__Aim__
Pick out the lines below with "School" and list them.

##########

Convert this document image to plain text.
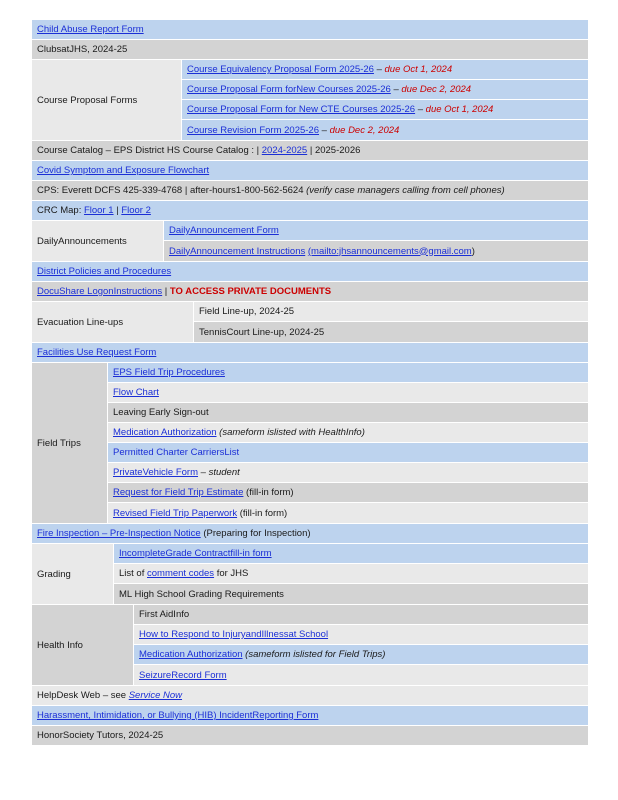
Child Abuse Report Form
ClubsatJHS, 2024-25
Course Proposal Forms
Course Equivalency Proposal Form 2025-26 – due Oct 1, 2024
Course Proposal Form forNew Courses 2025-26 – due Dec 2, 2024
Course Proposal Form for New CTE Courses 2025-26 – due Oct 1, 2024
Course Revision Form 2025-26 – due Dec 2, 2024
Course Catalog – EPS District HS Course Catalog : | 2024-2025 | 2025-2026
Covid Symptom and Exposure Flowchart
CPS: Everett DCFS 425-339-4768 | after-hours1-800-562-5624 (verify case managers calling from cell phones)
CRC Map: Floor 1 | Floor 2
DailyAnnouncements
DailyAnnouncement Form
DailyAnnouncement Instructions
(mailto:jhsannouncements@gmail.com )
District Policies and Procedures
DocuShare LogonInstructions | TO ACCESS PRIVATE DOCUMENTS
Evacuation Line-ups
Field Line-up, 2024-25
TennisCourt Line-up, 2024-25
Facilities Use Request Form
Field Trips
EPS Field Trip Procedures
Flow Chart
Leaving Early Sign-out
Medication Authorization (sameform islisted with HealthInfo)
Permitted Charter CarriersList
PrivateVehicle Form – student
Request for Field Trip Estimate (fill-in form)
Revised Field Trip Paperwork (fill-in form)
Fire Inspection – Pre-Inspection Notice (Preparing for Inspection)
Grading
IncompleteGrade Contractfill-in form
List of comment codes for JHS
ML High School Grading Requirements
Health Info
First AidInfo
How to Respond to InjuryandIllnessat School
Medication Authorization (sameform islisted for Field Trips)
SeizureRecord Form
HelpDesk Web – see Service Now
Harassment, Intimidation, or Bullying (HIB) IncidentReporting Form
HonorSociety Tutors, 2024-25
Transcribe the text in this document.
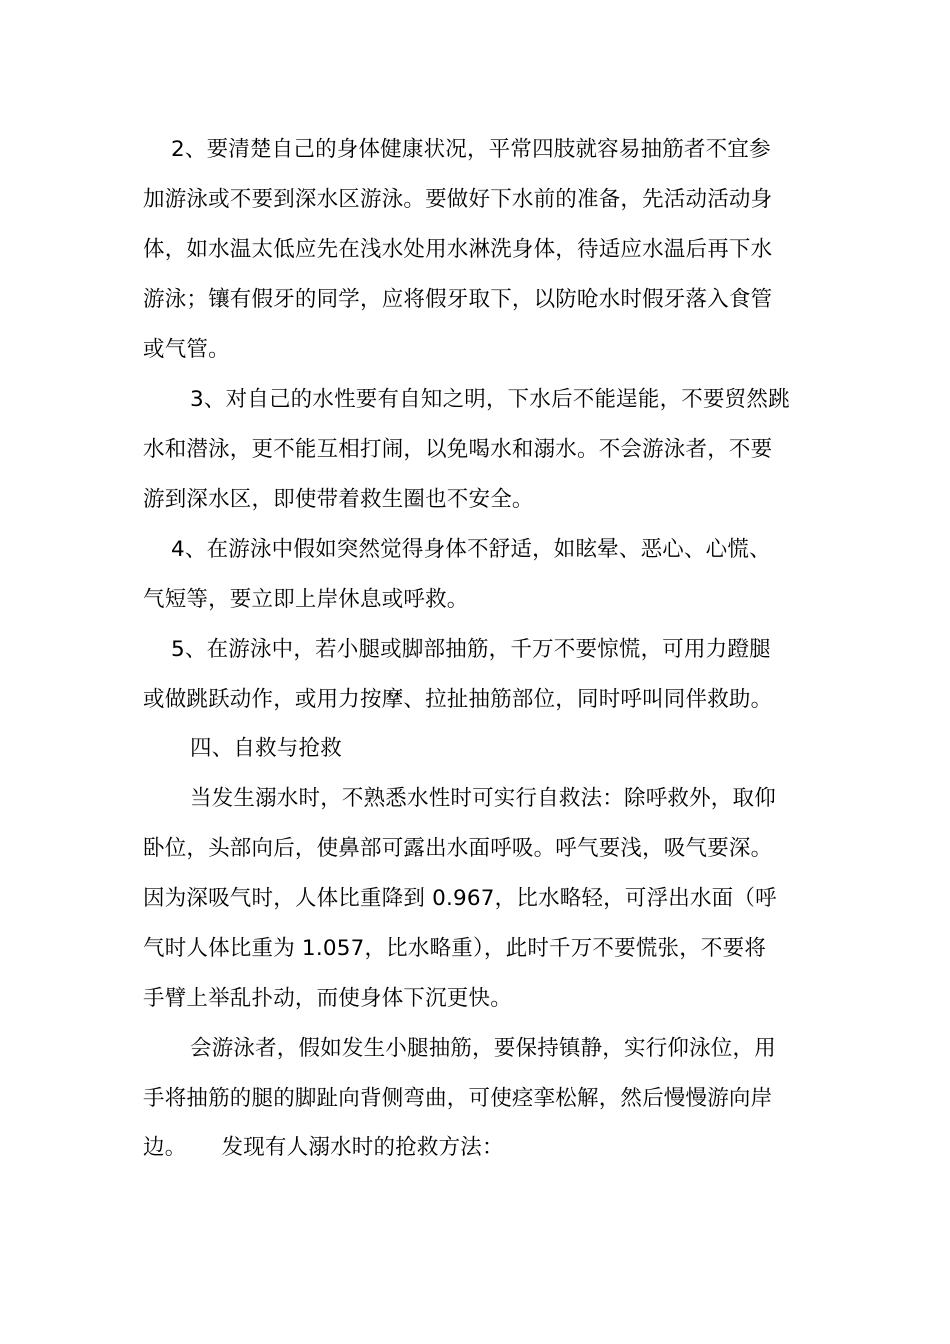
2、要清楚自己的身体健康状况，平常四肢就容易抽筋者不宜参
加游泳或不要到深水区游泳。要做好下水前的准备，先活动活动身
体，如水温太低应先在浅水处用水淋洗身体，待适应水温后再下水
游泳；镶有假牙的同学，应将假牙取下，以防呛水时假牙落入食管
或气管。
3、对自己的水性要有自知之明，下水后不能逞能，不要贸然跳
水和潜泳，更不能互相打闹，以免喝水和溺水。不会游泳者，不要
游到深水区，即使带着救生圈也不安全。
4、在游泳中假如突然觉得身体不舒适，如眩晕、恶心、心慌、
气短等，要立即上岸休息或呼救。
5、在游泳中，若小腿或脚部抽筋，千万不要惊慌，可用力蹬腿
或做跳跃动作，或用力按摩、拉扯抽筋部位，同时呼叫同伴救助。
四、自救与抢救
当发生溺水时，不熟悉水性时可实行自救法：除呼救外，取仰
卧位，头部向后，使鼻部可露出水面呼吸。呼气要浅，吸气要深。
因为深吸气时，人体比重降到 0.967，比水略轻，可浮出水面（呼
气时人体比重为 1.057，比水略重），此时千万不要慌张，不要将
手臂上举乱扑动，而使身体下沉更快。
会游泳者，假如发生小腿抽筋，要保持镇静，实行仰泳位，用
手将抽筋的腿的脚趾向背侧弯曲，可使痉挛松解，然后慢慢游向岸
边。     发现有人溺水时的抢救方法：
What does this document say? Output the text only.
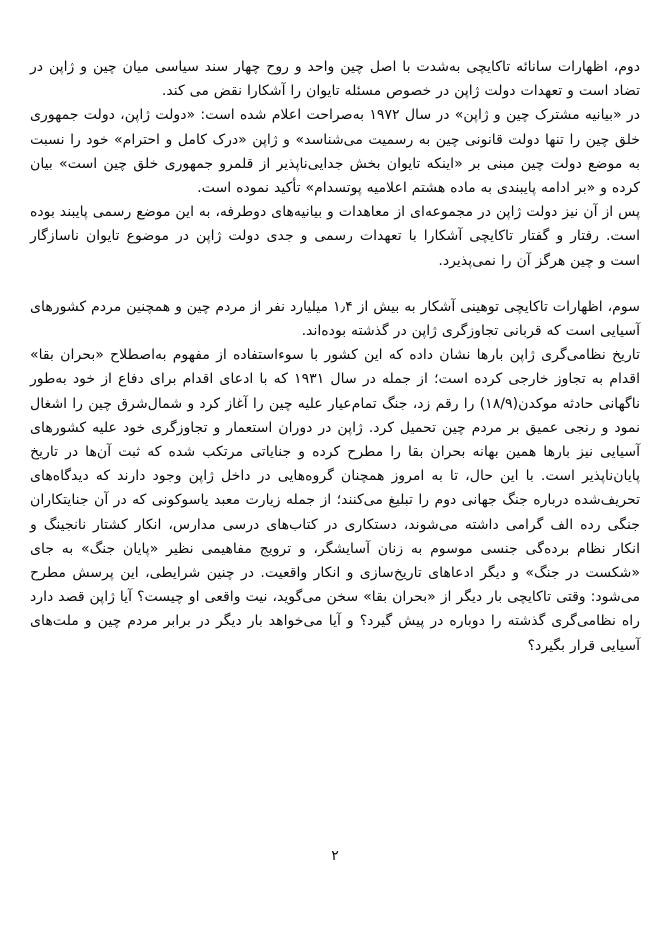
دوم، اظهارات سانائه تاکایچی به‌شدت با اصل چین واحد و روح چهار سند سیاسی میان چین و ژاپن در تضاد است و تعهدات دولت ژاپن در خصوص مسئله تایوان را آشکارا نقض می کند.

در «بیانیه مشترک چین و ژاپن» در سال ۱۹۷۲ به‌صراحت اعلام شده است: «دولت ژاپن، دولت جمهوری خلق چین را تنها دولت قانونی چین به رسمیت می‌شناسد» و ژاپن «درک کامل و احترام» خود را نسبت به موضع دولت چین مبنی بر «اینکه تایوان بخش جدایی‌ناپذیر از قلمرو جمهوری خلق چین است» بیان کرده و «بر ادامه پایبندی به ماده هشتم اعلامیه پوتسدام» تأکید نموده است.

پس از آن نیز دولت ژاپن در مجموعه‌ای از معاهدات و بیانیه‌های دوطرفه، به این موضع رسمی پایبند بوده است. رفتار و گفتار تاکایچی آشکارا با تعهدات رسمی و جدی دولت ژاپن در موضوع تایوان ناسازگار است و چین هرگز آن را نمی‌پذیرد.

سوم، اظهارات تاکایچی توهینی آشکار به بیش از ۱٫۴ میلیارد نفر از مردم چین و همچنین مردم کشورهای آسیایی است که قربانی تجاوزگری ژاپن در گذشته بوده‌اند.

تاریخ نظامی‌گری ژاپن بارها نشان داده که این کشور با سوءاستفاده از مفهوم به‌اصطلاح «بحران بقا» اقدام به تجاوز خارجی کرده است؛ از جمله در سال ۱۹۳۱ که با ادعای اقدام برای دفاع از خود به‌طور ناگهانی حادثه موکدن(۱۸/۹) را رقم زد، جنگ تمام‌عیار علیه چین را آغاز کرد و شمال‌شرق چین را اشغال نمود و رنجی عمیق بر مردم چین تحمیل کرد. ژاپن در دوران استعمار و تجاوزگری خود علیه کشورهای آسیایی نیز بارها همین بهانه بحران بقا را مطرح کرده و جنایاتی مرتکب شده که ثبت آن‌ها در تاریخ پایان‌ناپذیر است. با این حال، تا به امروز همچنان گروه‌هایی در داخل ژاپن وجود دارند که دیدگاه‌های تحریف‌شده درباره جنگ جهانی دوم را تبلیغ می‌کنند؛ از جمله زیارت معبد یاسوکونی که در آن جنایتکاران جنگی رده الف گرامی داشته می‌شوند، دستکاری در کتاب‌های درسی مدارس، انکار کشتار نانجینگ و انکار نظام برده‌گی جنسی موسوم به زنان آسایشگر، و ترویج مفاهیمی نظیر «پایان جنگ» به جای «شکست در جنگ» و دیگر ادعاهای تاریخ‌سازی و انکار واقعیت. در چنین شرایطی، این پرسش مطرح می‌شود: وقتی تاکایچی بار دیگر از «بحران بقا» سخن می‌گوید، نیت واقعی او چیست؟ آیا ژاپن قصد دارد راه نظامی‌گری گذشته را دوباره در پیش گیرد؟ و آیا می‌خواهد بار دیگر در برابر مردم چین و ملت‌های آسیایی قرار بگیرد؟

۲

##########

__Task result__
ML High School Grading Requirements
How to Respond to InjuryandIllnessat School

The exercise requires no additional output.